[TEXT EXCERPT]
Patients were excluded from the study if: 1) they had a probable cardiac embolus source (rhythm disorders, mitral valve stenosis, prolapse or calcification, mechanical cardiac valves, recent myocardial infarction, left ventricular thrombus, atrial myxoma, endocarditis, dilated cardiomyopathy, patent foramen ovale); or 2) symptoms that could be attributed to nonatherosclerotic disease (aneurysm, fibromuscular dysplasia); or 3) stenosis >50% of the circle of Willis.

Angiographic carotid stenosis was measured utilizing the method from the North American Symptomatic Carotid Endarterectomy Trial (NASCET) (21) by two independent physicians; intraobserver and interobserver reliability was more than 98%. The time interval range between symptom onset and carotid endarterectomy was from 3 to 22 months for patients with stroke/TIA and 4 to 21 months for asymptomatic patients.

The study was approved by both institutional review boards, and all patients gave verbal consent to the study.

Plasma protein assay of PAPP-A.   Blood samples were obtained in fasting individuals by venipuncture the day before the surgical procedure, placed on ice, and centrifuged within 30 min at 1,600 x g for 5 min. All samples were analyzed by personnel who had no knowledge of the subjects’ clinical data (C.O.); PAPP-A levels were determined by means of a biotin-tyramide-amplified enzyme immunoassay with a limit of detection of 0.03 mIU/l and intra-assay and inter-assay coefficients of variation of 10% and 15%, respectively. Pregnancy-associated protein-A polyclonal antibodies were used for capture (22), and a combination of monoclonal antibodies was used for detection (23) as previously described. The assay was calibrated against the World Health Organization’s international reference standard 78/610, which is the standard for pregnancy-associated proteins.
[/TEXT EXCERPT]
[DATA TO EXAMINE]
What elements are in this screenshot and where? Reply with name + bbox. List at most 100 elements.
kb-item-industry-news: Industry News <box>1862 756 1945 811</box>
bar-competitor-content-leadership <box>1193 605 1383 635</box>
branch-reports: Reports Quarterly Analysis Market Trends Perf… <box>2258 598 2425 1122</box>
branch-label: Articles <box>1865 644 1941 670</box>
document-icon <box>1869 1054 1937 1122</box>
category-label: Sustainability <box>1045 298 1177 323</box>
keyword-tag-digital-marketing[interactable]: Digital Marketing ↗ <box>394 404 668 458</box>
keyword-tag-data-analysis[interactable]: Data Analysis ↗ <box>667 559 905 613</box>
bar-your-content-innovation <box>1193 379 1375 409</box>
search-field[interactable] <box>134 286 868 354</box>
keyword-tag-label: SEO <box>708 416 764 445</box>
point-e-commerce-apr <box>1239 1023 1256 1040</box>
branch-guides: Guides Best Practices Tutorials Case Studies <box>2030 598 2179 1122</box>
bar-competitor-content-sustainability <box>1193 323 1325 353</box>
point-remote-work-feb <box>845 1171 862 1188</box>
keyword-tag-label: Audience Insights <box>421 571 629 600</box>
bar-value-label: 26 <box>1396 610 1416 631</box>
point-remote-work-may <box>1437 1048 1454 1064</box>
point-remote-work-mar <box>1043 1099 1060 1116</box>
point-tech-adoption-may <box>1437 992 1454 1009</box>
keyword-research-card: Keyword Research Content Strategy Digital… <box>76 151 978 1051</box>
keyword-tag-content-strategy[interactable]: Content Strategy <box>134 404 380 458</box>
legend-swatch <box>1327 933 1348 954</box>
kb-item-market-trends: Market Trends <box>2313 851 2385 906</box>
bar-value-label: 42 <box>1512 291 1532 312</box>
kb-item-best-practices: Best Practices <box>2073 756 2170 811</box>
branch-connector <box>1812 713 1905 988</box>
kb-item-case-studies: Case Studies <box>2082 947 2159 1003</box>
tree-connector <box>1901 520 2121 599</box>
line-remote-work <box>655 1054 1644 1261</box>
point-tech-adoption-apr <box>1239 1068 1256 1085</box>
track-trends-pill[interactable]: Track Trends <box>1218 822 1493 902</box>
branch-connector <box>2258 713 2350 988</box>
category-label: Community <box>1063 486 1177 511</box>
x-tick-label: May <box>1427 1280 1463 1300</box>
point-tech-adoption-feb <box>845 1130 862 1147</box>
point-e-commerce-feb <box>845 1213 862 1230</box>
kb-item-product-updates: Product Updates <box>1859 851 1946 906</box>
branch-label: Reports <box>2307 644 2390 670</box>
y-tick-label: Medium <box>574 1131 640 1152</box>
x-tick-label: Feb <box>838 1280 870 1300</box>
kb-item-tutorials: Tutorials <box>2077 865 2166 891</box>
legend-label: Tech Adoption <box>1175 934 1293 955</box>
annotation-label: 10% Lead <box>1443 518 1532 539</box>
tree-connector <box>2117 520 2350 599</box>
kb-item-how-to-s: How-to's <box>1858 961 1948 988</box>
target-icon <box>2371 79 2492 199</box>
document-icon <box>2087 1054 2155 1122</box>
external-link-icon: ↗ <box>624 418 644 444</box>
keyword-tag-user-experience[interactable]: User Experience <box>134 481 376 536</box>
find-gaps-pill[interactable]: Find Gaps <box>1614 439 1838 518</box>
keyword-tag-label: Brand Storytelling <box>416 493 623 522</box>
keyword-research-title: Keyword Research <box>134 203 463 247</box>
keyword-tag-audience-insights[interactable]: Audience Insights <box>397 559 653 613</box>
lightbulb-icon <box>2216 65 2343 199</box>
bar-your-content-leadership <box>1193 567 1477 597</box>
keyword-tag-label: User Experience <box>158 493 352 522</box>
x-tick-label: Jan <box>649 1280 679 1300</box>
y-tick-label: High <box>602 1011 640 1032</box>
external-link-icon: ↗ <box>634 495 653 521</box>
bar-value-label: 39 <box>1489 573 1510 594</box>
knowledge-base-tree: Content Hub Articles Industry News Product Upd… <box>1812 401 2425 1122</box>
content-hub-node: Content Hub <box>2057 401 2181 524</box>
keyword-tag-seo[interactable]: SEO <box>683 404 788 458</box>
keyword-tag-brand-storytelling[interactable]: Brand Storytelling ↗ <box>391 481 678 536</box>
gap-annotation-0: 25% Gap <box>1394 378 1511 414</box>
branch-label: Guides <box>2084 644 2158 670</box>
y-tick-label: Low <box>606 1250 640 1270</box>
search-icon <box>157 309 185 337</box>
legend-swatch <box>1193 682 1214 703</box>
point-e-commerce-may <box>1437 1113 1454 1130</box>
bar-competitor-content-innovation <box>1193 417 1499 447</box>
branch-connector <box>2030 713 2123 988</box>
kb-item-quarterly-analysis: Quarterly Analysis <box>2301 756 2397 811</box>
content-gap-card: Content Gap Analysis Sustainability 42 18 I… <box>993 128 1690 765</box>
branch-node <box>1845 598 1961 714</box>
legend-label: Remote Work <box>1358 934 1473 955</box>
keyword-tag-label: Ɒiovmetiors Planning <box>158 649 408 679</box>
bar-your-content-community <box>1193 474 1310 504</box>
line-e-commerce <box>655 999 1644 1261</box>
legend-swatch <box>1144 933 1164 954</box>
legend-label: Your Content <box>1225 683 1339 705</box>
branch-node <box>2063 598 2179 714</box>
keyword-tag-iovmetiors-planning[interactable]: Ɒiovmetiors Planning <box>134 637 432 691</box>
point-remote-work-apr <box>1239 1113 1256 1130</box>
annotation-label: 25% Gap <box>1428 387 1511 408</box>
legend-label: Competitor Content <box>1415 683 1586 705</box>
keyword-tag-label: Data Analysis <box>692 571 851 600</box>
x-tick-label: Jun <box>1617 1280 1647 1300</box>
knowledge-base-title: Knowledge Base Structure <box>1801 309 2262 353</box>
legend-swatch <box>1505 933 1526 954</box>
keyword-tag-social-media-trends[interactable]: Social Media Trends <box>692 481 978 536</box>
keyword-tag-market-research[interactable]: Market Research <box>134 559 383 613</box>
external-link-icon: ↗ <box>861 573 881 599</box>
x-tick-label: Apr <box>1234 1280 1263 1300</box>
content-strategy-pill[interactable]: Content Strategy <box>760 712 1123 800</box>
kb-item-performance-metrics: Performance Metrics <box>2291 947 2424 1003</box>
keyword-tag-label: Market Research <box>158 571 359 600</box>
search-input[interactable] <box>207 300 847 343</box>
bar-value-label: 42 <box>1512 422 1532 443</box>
[/DATA TO EXAMINE]
### DIRECTIONS FOR THIS TASK
Answer these questions from the study methods text:
1. What degree of stenosis of the circle of Willis excluded a patient from the study?
2. By which trial's method was angiographic carotid stenosis measured?
3. What was the limit of detection of the PAPP-A assay?

### ANSWER SECTION
1. Stenosis greater than 50%.
2. The North American Symptomatic Carotid Endarterectomy Trial (NASCET).
3. 0.03 mIU/l.